* Short problem: Retype all material exactly. Pictures stay out of the copy.

* Material to process:
========================

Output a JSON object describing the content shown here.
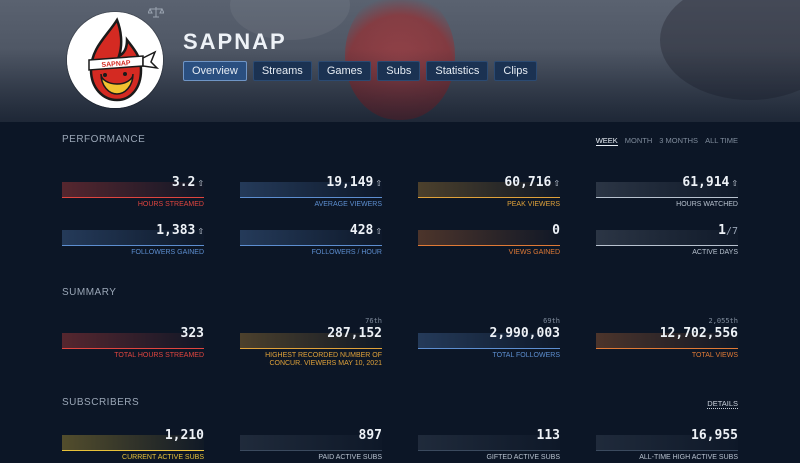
{
  "channel": {
    "name": "SAPNAP"
  },
  "tabs": [
    {
      "label": "Overview",
      "active": true
    },
    {
      "label": "Streams",
      "active": false
    },
    {
      "label": "Games",
      "active": false
    },
    {
      "label": "Subs",
      "active": false
    },
    {
      "label": "Statistics",
      "active": false
    },
    {
      "label": "Clips",
      "active": false
    }
  ],
  "avatar": {
    "headband_text": "SAPNAP"
  },
  "performance": {
    "title": "PERFORMANCE",
    "ranges": [
      "WEEK",
      "MONTH",
      "3 MONTHS",
      "ALL TIME"
    ],
    "active_range": "WEEK",
    "stats": [
      {
        "value": "3.2",
        "arrow": "⇧",
        "label": "HOURS STREAMED",
        "color": "#e0453f"
      },
      {
        "value": "19,149",
        "arrow": "⇧",
        "label": "AVERAGE VIEWERS",
        "color": "#5d8ed0"
      },
      {
        "value": "60,716",
        "arrow": "⇧",
        "label": "PEAK VIEWERS",
        "color": "#e0a23a"
      },
      {
        "value": "61,914",
        "arrow": "⇧",
        "label": "HOURS WATCHED",
        "color": "#b8c2cf"
      },
      {
        "value": "1,383",
        "arrow": "⇧",
        "label": "FOLLOWERS GAINED",
        "color": "#5d8ed0"
      },
      {
        "value": "428",
        "arrow": "⇧",
        "label": "FOLLOWERS / HOUR",
        "color": "#5d8ed0"
      },
      {
        "value": "0",
        "arrow": "",
        "label": "VIEWS GAINED",
        "color": "#e07a36"
      },
      {
        "value": "1",
        "suffix": "/7",
        "label": "ACTIVE DAYS",
        "color": "#b8c2cf"
      }
    ]
  },
  "summary": {
    "title": "SUMMARY",
    "stats": [
      {
        "value": "323",
        "rank": "",
        "label": "TOTAL HOURS STREAMED",
        "color": "#e0453f"
      },
      {
        "value": "287,152",
        "rank": "76th",
        "label_line1": "HIGHEST RECORDED NUMBER OF",
        "label_line2": "CONCUR. VIEWERS MAY 10, 2021",
        "color": "#e0a23a"
      },
      {
        "value": "2,990,003",
        "rank": "69th",
        "label": "TOTAL FOLLOWERS",
        "color": "#5d8ed0"
      },
      {
        "value": "12,702,556",
        "rank": "2,055th",
        "label": "TOTAL VIEWS",
        "color": "#e07a36"
      }
    ]
  },
  "subscribers": {
    "title": "SUBSCRIBERS",
    "details_label": "DETAILS",
    "stats": [
      {
        "value": "1,210",
        "label": "CURRENT ACTIVE SUBS",
        "color": "#e8c23a"
      },
      {
        "value": "897",
        "label": "PAID ACTIVE SUBS",
        "color": "#b8c2cf"
      },
      {
        "value": "113",
        "label": "GIFTED ACTIVE SUBS",
        "color": "#b8c2cf"
      },
      {
        "value": "16,955",
        "label": "ALL-TIME HIGH ACTIVE SUBS",
        "color": "#b8c2cf"
      }
    ]
  }
}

========================

* Written solution:
Output a JSON object describing the content shown here.
{
  "channel": {
    "name": "SAPNAP"
  },
  "tabs": [
    {
      "label": "Overview",
      "active": true
    },
    {
      "label": "Streams",
      "active": false
    },
    {
      "label": "Games",
      "active": false
    },
    {
      "label": "Subs",
      "active": false
    },
    {
      "label": "Statistics",
      "active": false
    },
    {
      "label": "Clips",
      "active": false
    }
  ],
  "avatar": {
    "headband_text": "SAPNAP"
  },
  "performance": {
    "title": "PERFORMANCE",
    "ranges": [
      "WEEK",
      "MONTH",
      "3 MONTHS",
      "ALL TIME"
    ],
    "active_range": "WEEK",
    "stats": [
      {
        "value": "3.2",
        "arrow": "⇧",
        "label": "HOURS STREAMED",
        "color": "#e0453f"
      },
      {
        "value": "19,149",
        "arrow": "⇧",
        "label": "AVERAGE VIEWERS",
        "color": "#5d8ed0"
      },
      {
        "value": "60,716",
        "arrow": "⇧",
        "label": "PEAK VIEWERS",
        "color": "#e0a23a"
      },
      {
        "value": "61,914",
        "arrow": "⇧",
        "label": "HOURS WATCHED",
        "color": "#b8c2cf"
      },
      {
        "value": "1,383",
        "arrow": "⇧",
        "label": "FOLLOWERS GAINED",
        "color": "#5d8ed0"
      },
      {
        "value": "428",
        "arrow": "⇧",
        "label": "FOLLOWERS / HOUR",
        "color": "#5d8ed0"
      },
      {
        "value": "0",
        "arrow": "",
        "label": "VIEWS GAINED",
        "color": "#e07a36"
      },
      {
        "value": "1",
        "suffix": "/7",
        "label": "ACTIVE DAYS",
        "color": "#b8c2cf"
      }
    ]
  },
  "summary": {
    "title": "SUMMARY",
    "stats": [
      {
        "value": "323",
        "rank": "",
        "label": "TOTAL HOURS STREAMED",
        "color": "#e0453f"
      },
      {
        "value": "287,152",
        "rank": "76th",
        "label_line1": "HIGHEST RECORDED NUMBER OF",
        "label_line2": "CONCUR. VIEWERS MAY 10, 2021",
        "color": "#e0a23a"
      },
      {
        "value": "2,990,003",
        "rank": "69th",
        "label": "TOTAL FOLLOWERS",
        "color": "#5d8ed0"
      },
      {
        "value": "12,702,556",
        "rank": "2,055th",
        "label": "TOTAL VIEWS",
        "color": "#e07a36"
      }
    ]
  },
  "subscribers": {
    "title": "SUBSCRIBERS",
    "details_label": "DETAILS",
    "stats": [
      {
        "value": "1,210",
        "label": "CURRENT ACTIVE SUBS",
        "color": "#e8c23a"
      },
      {
        "value": "897",
        "label": "PAID ACTIVE SUBS",
        "color": "#b8c2cf"
      },
      {
        "value": "113",
        "label": "GIFTED ACTIVE SUBS",
        "color": "#b8c2cf"
      },
      {
        "value": "16,955",
        "label": "ALL-TIME HIGH ACTIVE SUBS",
        "color": "#b8c2cf"
      }
    ]
  }
}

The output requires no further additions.